## Start
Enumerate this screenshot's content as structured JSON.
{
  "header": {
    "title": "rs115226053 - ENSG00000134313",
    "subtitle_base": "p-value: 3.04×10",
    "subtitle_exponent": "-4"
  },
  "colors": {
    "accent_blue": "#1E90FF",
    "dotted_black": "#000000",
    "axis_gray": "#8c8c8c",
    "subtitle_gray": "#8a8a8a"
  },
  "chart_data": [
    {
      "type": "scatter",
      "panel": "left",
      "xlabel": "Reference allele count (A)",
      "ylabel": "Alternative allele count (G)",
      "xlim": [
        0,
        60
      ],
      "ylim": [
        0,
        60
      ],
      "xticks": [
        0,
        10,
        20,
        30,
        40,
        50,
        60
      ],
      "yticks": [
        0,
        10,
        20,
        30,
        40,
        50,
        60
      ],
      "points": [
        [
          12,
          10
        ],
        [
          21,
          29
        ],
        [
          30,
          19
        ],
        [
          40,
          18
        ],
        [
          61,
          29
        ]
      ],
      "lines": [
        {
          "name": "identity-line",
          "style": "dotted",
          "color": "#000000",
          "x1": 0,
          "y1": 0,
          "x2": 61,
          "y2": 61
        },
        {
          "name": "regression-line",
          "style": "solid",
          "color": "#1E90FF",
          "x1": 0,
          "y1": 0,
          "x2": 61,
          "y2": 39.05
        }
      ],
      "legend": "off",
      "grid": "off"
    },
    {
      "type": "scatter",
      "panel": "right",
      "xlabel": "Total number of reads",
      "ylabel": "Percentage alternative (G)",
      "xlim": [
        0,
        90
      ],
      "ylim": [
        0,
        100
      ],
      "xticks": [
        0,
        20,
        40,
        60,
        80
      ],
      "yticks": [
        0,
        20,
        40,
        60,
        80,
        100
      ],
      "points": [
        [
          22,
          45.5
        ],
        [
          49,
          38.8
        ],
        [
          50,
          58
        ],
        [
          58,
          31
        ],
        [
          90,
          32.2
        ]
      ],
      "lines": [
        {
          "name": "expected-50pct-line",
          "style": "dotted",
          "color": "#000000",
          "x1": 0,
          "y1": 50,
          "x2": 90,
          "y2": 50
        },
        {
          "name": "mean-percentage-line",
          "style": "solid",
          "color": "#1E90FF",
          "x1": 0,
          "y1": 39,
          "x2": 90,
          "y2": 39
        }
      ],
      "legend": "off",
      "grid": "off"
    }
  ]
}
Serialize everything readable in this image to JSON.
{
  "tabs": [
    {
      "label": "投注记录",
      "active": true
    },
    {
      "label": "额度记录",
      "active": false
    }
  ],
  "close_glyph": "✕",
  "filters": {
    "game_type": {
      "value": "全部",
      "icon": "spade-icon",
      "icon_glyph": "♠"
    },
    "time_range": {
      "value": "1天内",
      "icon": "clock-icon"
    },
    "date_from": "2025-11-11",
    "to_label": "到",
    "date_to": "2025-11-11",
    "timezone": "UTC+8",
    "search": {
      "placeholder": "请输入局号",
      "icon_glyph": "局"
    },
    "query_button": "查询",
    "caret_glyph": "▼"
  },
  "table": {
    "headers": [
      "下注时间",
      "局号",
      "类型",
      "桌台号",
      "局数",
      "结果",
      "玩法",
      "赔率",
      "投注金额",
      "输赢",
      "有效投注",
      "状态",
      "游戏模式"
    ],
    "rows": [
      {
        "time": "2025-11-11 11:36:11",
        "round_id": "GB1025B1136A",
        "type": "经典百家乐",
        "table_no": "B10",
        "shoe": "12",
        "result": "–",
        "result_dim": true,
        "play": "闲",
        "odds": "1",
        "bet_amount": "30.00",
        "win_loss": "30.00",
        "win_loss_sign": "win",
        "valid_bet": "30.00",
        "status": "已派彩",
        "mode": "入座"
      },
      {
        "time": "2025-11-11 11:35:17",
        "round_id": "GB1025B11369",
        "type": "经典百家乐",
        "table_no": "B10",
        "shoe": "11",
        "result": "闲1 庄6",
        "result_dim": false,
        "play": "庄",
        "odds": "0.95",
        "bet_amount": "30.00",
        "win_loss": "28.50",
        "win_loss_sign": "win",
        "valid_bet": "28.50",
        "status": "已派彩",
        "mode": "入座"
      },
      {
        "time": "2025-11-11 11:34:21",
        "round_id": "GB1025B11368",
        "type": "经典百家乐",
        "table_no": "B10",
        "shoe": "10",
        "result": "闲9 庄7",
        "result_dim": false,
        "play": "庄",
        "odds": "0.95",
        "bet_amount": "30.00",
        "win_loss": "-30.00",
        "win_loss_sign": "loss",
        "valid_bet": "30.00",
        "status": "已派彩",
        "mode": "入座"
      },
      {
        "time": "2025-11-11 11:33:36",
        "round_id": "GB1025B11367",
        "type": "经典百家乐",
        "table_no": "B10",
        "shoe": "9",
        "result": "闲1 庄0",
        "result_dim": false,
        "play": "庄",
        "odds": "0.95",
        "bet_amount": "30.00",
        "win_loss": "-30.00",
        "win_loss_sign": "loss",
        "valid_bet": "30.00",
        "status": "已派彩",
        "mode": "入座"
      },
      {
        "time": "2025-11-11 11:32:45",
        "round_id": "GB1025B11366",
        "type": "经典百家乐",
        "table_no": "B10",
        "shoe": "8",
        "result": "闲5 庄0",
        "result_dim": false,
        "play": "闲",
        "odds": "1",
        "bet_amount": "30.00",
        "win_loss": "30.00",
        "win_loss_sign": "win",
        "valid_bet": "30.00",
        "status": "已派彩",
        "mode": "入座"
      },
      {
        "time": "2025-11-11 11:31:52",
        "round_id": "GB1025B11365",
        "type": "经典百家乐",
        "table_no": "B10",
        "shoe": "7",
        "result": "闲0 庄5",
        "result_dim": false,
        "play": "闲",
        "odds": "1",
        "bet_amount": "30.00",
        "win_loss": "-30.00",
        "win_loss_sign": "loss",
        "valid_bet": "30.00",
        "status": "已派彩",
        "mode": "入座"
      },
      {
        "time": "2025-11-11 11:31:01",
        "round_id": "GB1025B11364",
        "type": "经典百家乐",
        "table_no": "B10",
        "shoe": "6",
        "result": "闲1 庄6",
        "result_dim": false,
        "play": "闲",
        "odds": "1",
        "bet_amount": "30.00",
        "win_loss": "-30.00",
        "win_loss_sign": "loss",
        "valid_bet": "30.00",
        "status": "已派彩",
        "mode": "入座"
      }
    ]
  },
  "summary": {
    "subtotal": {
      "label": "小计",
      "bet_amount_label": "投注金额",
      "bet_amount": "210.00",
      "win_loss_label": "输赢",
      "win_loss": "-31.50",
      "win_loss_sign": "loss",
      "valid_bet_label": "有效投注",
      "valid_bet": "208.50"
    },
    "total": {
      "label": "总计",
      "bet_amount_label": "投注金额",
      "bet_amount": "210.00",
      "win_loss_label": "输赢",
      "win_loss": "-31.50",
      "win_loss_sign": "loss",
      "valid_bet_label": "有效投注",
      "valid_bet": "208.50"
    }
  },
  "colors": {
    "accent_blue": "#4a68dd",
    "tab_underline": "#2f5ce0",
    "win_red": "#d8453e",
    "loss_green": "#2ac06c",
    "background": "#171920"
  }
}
## End
What is being asked> Repeat the listing exactly, from its first line to its last.

The response>
Enumerate this screenshot's content as structured JSON.
{
  "header": {
    "title": "rs115226053 - ENSG00000134313",
    "subtitle_base": "p-value: 3.04×10",
    "subtitle_exponent": "-4"
  },
  "colors": {
    "accent_blue": "#1E90FF",
    "dotted_black": "#000000",
    "axis_gray": "#8c8c8c",
    "subtitle_gray": "#8a8a8a"
  },
  "chart_data": [
    {
      "type": "scatter",
      "panel": "left",
      "xlabel": "Reference allele count (A)",
      "ylabel": "Alternative allele count (G)",
      "xlim": [
        0,
        60
      ],
      "ylim": [
        0,
        60
      ],
      "xticks": [
        0,
        10,
        20,
        30,
        40,
        50,
        60
      ],
      "yticks": [
        0,
        10,
        20,
        30,
        40,
        50,
        60
      ],
      "points": [
        [
          12,
          10
        ],
        [
          21,
          29
        ],
        [
          30,
          19
        ],
        [
          40,
          18
        ],
        [
          61,
          29
        ]
      ],
      "lines": [
        {
          "name": "identity-line",
          "style": "dotted",
          "color": "#000000",
          "x1": 0,
          "y1": 0,
          "x2": 61,
          "y2": 61
        },
        {
          "name": "regression-line",
          "style": "solid",
          "color": "#1E90FF",
          "x1": 0,
          "y1": 0,
          "x2": 61,
          "y2": 39.05
        }
      ],
      "legend": "off",
      "grid": "off"
    },
    {
      "type": "scatter",
      "panel": "right",
      "xlabel": "Total number of reads",
      "ylabel": "Percentage alternative (G)",
      "xlim": [
        0,
        90
      ],
      "ylim": [
        0,
        100
      ],
      "xticks": [
        0,
        20,
        40,
        60,
        80
      ],
      "yticks": [
        0,
        20,
        40,
        60,
        80,
        100
      ],
      "points": [
        [
          22,
          45.5
        ],
        [
          49,
          38.8
        ],
        [
          50,
          58
        ],
        [
          58,
          31
        ],
        [
          90,
          32.2
        ]
      ],
      "lines": [
        {
          "name": "expected-50pct-line",
          "style": "dotted",
          "color": "#000000",
          "x1": 0,
          "y1": 50,
          "x2": 90,
          "y2": 50
        },
        {
          "name": "mean-percentage-line",
          "style": "solid",
          "color": "#1E90FF",
          "x1": 0,
          "y1": 39,
          "x2": 90,
          "y2": 39
        }
      ],
      "legend": "off",
      "grid": "off"
    }
  ]
}
Serialize everything readable in this image to JSON.
{
  "tabs": [
    {
      "label": "投注记录",
      "active": true
    },
    {
      "label": "额度记录",
      "active": false
    }
  ],
  "close_glyph": "✕",
  "filters": {
    "game_type": {
      "value": "全部",
      "icon": "spade-icon",
      "icon_glyph": "♠"
    },
    "time_range": {
      "value": "1天内",
      "icon": "clock-icon"
    },
    "date_from": "2025-11-11",
    "to_label": "到",
    "date_to": "2025-11-11",
    "timezone": "UTC+8",
    "search": {
      "placeholder": "请输入局号",
      "icon_glyph": "局"
    },
    "query_button": "查询",
    "caret_glyph": "▼"
  },
  "table": {
    "headers": [
      "下注时间",
      "局号",
      "类型",
      "桌台号",
      "局数",
      "结果",
      "玩法",
      "赔率",
      "投注金额",
      "输赢",
      "有效投注",
      "状态",
      "游戏模式"
    ],
    "rows": [
      {
        "time": "2025-11-11 11:36:11",
        "round_id": "GB1025B1136A",
        "type": "经典百家乐",
        "table_no": "B10",
        "shoe": "12",
        "result": "–",
        "result_dim": true,
        "play": "闲",
        "odds": "1",
        "bet_amount": "30.00",
        "win_loss": "30.00",
        "win_loss_sign": "win",
        "valid_bet": "30.00",
        "status": "已派彩",
        "mode": "入座"
      },
      {
        "time": "2025-11-11 11:35:17",
        "round_id": "GB1025B11369",
        "type": "经典百家乐",
        "table_no": "B10",
        "shoe": "11",
        "result": "闲1 庄6",
        "result_dim": false,
        "play": "庄",
        "odds": "0.95",
        "bet_amount": "30.00",
        "win_loss": "28.50",
        "win_loss_sign": "win",
        "valid_bet": "28.50",
        "status": "已派彩",
        "mode": "入座"
      },
      {
        "time": "2025-11-11 11:34:21",
        "round_id": "GB1025B11368",
        "type": "经典百家乐",
        "table_no": "B10",
        "shoe": "10",
        "result": "闲9 庄7",
        "result_dim": false,
        "play": "庄",
        "odds": "0.95",
        "bet_amount": "30.00",
        "win_loss": "-30.00",
        "win_loss_sign": "loss",
        "valid_bet": "30.00",
        "status": "已派彩",
        "mode": "入座"
      },
      {
        "time": "2025-11-11 11:33:36",
        "round_id": "GB1025B11367",
        "type": "经典百家乐",
        "table_no": "B10",
        "shoe": "9",
        "result": "闲1 庄0",
        "result_dim": false,
        "play": "庄",
        "odds": "0.95",
        "bet_amount": "30.00",
        "win_loss": "-30.00",
        "win_loss_sign": "loss",
        "valid_bet": "30.00",
        "status": "已派彩",
        "mode": "入座"
      },
      {
        "time": "2025-11-11 11:32:45",
        "round_id": "GB1025B11366",
        "type": "经典百家乐",
        "table_no": "B10",
        "shoe": "8",
        "result": "闲5 庄0",
        "result_dim": false,
        "play": "闲",
        "odds": "1",
        "bet_amount": "30.00",
        "win_loss": "30.00",
        "win_loss_sign": "win",
        "valid_bet": "30.00",
        "status": "已派彩",
        "mode": "入座"
      },
      {
        "time": "2025-11-11 11:31:52",
        "round_id": "GB1025B11365",
        "type": "经典百家乐",
        "table_no": "B10",
        "shoe": "7",
        "result": "闲0 庄5",
        "result_dim": false,
        "play": "闲",
        "odds": "1",
        "bet_amount": "30.00",
        "win_loss": "-30.00",
        "win_loss_sign": "loss",
        "valid_bet": "30.00",
        "status": "已派彩",
        "mode": "入座"
      },
      {
        "time": "2025-11-11 11:31:01",
        "round_id": "GB1025B11364",
        "type": "经典百家乐",
        "table_no": "B10",
        "shoe": "6",
        "result": "闲1 庄6",
        "result_dim": false,
        "play": "闲",
        "odds": "1",
        "bet_amount": "30.00",
        "win_loss": "-30.00",
        "win_loss_sign": "loss",
        "valid_bet": "30.00",
        "status": "已派彩",
        "mode": "入座"
      }
    ]
  },
  "summary": {
    "subtotal": {
      "label": "小计",
      "bet_amount_label": "投注金额",
      "bet_amount": "210.00",
      "win_loss_label": "输赢",
      "win_loss": "-31.50",
      "win_loss_sign": "loss",
      "valid_bet_label": "有效投注",
      "valid_bet": "208.50"
    },
    "total": {
      "label": "总计",
      "bet_amount_label": "投注金额",
      "bet_amount": "210.00",
      "win_loss_label": "输赢",
      "win_loss": "-31.50",
      "win_loss_sign": "loss",
      "valid_bet_label": "有效投注",
      "valid_bet": "208.50"
    }
  },
  "colors": {
    "accent_blue": "#4a68dd",
    "tab_underline": "#2f5ce0",
    "win_red": "#d8453e",
    "loss_green": "#2ac06c",
    "background": "#171920"
  }
}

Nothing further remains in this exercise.